* START EXERCISE INPUTS *

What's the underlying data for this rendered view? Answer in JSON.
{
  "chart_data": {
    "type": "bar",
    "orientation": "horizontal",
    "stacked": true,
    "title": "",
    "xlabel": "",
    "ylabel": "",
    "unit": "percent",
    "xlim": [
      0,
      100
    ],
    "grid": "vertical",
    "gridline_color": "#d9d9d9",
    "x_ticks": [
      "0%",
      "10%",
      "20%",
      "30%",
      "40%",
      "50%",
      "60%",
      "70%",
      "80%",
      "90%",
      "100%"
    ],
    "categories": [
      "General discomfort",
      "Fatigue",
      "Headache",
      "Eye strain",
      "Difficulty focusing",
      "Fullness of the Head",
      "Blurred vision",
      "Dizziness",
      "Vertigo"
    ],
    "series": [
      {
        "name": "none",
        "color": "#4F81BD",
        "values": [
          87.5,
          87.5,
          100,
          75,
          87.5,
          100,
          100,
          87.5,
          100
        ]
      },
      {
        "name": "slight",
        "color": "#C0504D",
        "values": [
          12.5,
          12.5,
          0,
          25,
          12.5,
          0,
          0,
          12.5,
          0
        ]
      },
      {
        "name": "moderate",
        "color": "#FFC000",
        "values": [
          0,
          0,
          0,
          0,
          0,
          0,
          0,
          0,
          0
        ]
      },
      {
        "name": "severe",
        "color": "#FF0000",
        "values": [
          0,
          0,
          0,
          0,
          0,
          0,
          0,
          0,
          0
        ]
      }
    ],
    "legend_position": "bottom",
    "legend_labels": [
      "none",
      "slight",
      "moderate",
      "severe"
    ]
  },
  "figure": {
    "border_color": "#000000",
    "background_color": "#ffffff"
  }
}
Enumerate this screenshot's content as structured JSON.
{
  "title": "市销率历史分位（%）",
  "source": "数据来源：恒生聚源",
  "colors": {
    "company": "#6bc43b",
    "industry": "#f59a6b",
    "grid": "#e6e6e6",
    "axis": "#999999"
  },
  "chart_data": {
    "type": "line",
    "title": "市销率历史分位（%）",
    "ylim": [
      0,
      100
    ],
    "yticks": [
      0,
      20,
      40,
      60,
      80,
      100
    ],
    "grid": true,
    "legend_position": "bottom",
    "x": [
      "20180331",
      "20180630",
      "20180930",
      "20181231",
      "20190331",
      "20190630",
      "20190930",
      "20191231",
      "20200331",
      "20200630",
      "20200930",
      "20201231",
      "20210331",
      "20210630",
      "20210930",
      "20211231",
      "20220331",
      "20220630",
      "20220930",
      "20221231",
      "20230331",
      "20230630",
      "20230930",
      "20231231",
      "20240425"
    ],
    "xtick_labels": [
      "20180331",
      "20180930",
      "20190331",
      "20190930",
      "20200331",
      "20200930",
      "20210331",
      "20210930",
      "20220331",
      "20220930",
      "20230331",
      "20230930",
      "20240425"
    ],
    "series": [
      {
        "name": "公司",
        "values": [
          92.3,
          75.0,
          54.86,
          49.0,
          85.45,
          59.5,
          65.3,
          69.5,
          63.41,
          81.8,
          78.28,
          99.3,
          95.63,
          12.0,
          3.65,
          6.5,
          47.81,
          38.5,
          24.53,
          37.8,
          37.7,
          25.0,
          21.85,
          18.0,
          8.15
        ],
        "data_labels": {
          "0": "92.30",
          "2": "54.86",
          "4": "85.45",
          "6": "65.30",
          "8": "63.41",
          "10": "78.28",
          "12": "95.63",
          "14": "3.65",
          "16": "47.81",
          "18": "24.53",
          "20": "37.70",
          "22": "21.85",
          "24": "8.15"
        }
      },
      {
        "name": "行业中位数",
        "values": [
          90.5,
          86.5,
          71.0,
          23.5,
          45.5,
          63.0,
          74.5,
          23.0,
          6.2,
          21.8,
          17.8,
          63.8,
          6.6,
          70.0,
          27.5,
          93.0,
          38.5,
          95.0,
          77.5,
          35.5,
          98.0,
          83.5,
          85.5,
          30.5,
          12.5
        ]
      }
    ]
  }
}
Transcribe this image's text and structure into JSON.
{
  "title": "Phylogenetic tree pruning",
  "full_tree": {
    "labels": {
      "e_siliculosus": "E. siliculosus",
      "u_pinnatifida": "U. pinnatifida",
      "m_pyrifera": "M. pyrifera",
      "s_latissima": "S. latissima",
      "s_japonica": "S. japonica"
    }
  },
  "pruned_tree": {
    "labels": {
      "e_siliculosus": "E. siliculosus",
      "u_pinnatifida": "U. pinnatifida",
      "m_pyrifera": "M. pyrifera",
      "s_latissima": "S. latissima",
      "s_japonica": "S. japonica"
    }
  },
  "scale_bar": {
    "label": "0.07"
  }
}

* END EXERCISE INPUTS *

**GIVEN INSTRUCTION:**
Write out every line exactly as it stands.

**RESULT OF THIS EXERCISE:**
What's the underlying data for this rendered view? Answer in JSON.
{
  "chart_data": {
    "type": "bar",
    "orientation": "horizontal",
    "stacked": true,
    "title": "",
    "xlabel": "",
    "ylabel": "",
    "unit": "percent",
    "xlim": [
      0,
      100
    ],
    "grid": "vertical",
    "gridline_color": "#d9d9d9",
    "x_ticks": [
      "0%",
      "10%",
      "20%",
      "30%",
      "40%",
      "50%",
      "60%",
      "70%",
      "80%",
      "90%",
      "100%"
    ],
    "categories": [
      "General discomfort",
      "Fatigue",
      "Headache",
      "Eye strain",
      "Difficulty focusing",
      "Fullness of the Head",
      "Blurred vision",
      "Dizziness",
      "Vertigo"
    ],
    "series": [
      {
        "name": "none",
        "color": "#4F81BD",
        "values": [
          87.5,
          87.5,
          100,
          75,
          87.5,
          100,
          100,
          87.5,
          100
        ]
      },
      {
        "name": "slight",
        "color": "#C0504D",
        "values": [
          12.5,
          12.5,
          0,
          25,
          12.5,
          0,
          0,
          12.5,
          0
        ]
      },
      {
        "name": "moderate",
        "color": "#FFC000",
        "values": [
          0,
          0,
          0,
          0,
          0,
          0,
          0,
          0,
          0
        ]
      },
      {
        "name": "severe",
        "color": "#FF0000",
        "values": [
          0,
          0,
          0,
          0,
          0,
          0,
          0,
          0,
          0
        ]
      }
    ],
    "legend_position": "bottom",
    "legend_labels": [
      "none",
      "slight",
      "moderate",
      "severe"
    ]
  },
  "figure": {
    "border_color": "#000000",
    "background_color": "#ffffff"
  }
}
Enumerate this screenshot's content as structured JSON.
{
  "title": "市销率历史分位（%）",
  "source": "数据来源：恒生聚源",
  "colors": {
    "company": "#6bc43b",
    "industry": "#f59a6b",
    "grid": "#e6e6e6",
    "axis": "#999999"
  },
  "chart_data": {
    "type": "line",
    "title": "市销率历史分位（%）",
    "ylim": [
      0,
      100
    ],
    "yticks": [
      0,
      20,
      40,
      60,
      80,
      100
    ],
    "grid": true,
    "legend_position": "bottom",
    "x": [
      "20180331",
      "20180630",
      "20180930",
      "20181231",
      "20190331",
      "20190630",
      "20190930",
      "20191231",
      "20200331",
      "20200630",
      "20200930",
      "20201231",
      "20210331",
      "20210630",
      "20210930",
      "20211231",
      "20220331",
      "20220630",
      "20220930",
      "20221231",
      "20230331",
      "20230630",
      "20230930",
      "20231231",
      "20240425"
    ],
    "xtick_labels": [
      "20180331",
      "20180930",
      "20190331",
      "20190930",
      "20200331",
      "20200930",
      "20210331",
      "20210930",
      "20220331",
      "20220930",
      "20230331",
      "20230930",
      "20240425"
    ],
    "series": [
      {
        "name": "公司",
        "values": [
          92.3,
          75.0,
          54.86,
          49.0,
          85.45,
          59.5,
          65.3,
          69.5,
          63.41,
          81.8,
          78.28,
          99.3,
          95.63,
          12.0,
          3.65,
          6.5,
          47.81,
          38.5,
          24.53,
          37.8,
          37.7,
          25.0,
          21.85,
          18.0,
          8.15
        ],
        "data_labels": {
          "0": "92.30",
          "2": "54.86",
          "4": "85.45",
          "6": "65.30",
          "8": "63.41",
          "10": "78.28",
          "12": "95.63",
          "14": "3.65",
          "16": "47.81",
          "18": "24.53",
          "20": "37.70",
          "22": "21.85",
          "24": "8.15"
        }
      },
      {
        "name": "行业中位数",
        "values": [
          90.5,
          86.5,
          71.0,
          23.5,
          45.5,
          63.0,
          74.5,
          23.0,
          6.2,
          21.8,
          17.8,
          63.8,
          6.6,
          70.0,
          27.5,
          93.0,
          38.5,
          95.0,
          77.5,
          35.5,
          98.0,
          83.5,
          85.5,
          30.5,
          12.5
        ]
      }
    ]
  }
}
Transcribe this image's text and structure into JSON.
{
  "title": "Phylogenetic tree pruning",
  "full_tree": {
    "labels": {
      "e_siliculosus": "E. siliculosus",
      "u_pinnatifida": "U. pinnatifida",
      "m_pyrifera": "M. pyrifera",
      "s_latissima": "S. latissima",
      "s_japonica": "S. japonica"
    }
  },
  "pruned_tree": {
    "labels": {
      "e_siliculosus": "E. siliculosus",
      "u_pinnatifida": "U. pinnatifida",
      "m_pyrifera": "M. pyrifera",
      "s_latissima": "S. latissima",
      "s_japonica": "S. japonica"
    }
  },
  "scale_bar": {
    "label": "0.07"
  }
}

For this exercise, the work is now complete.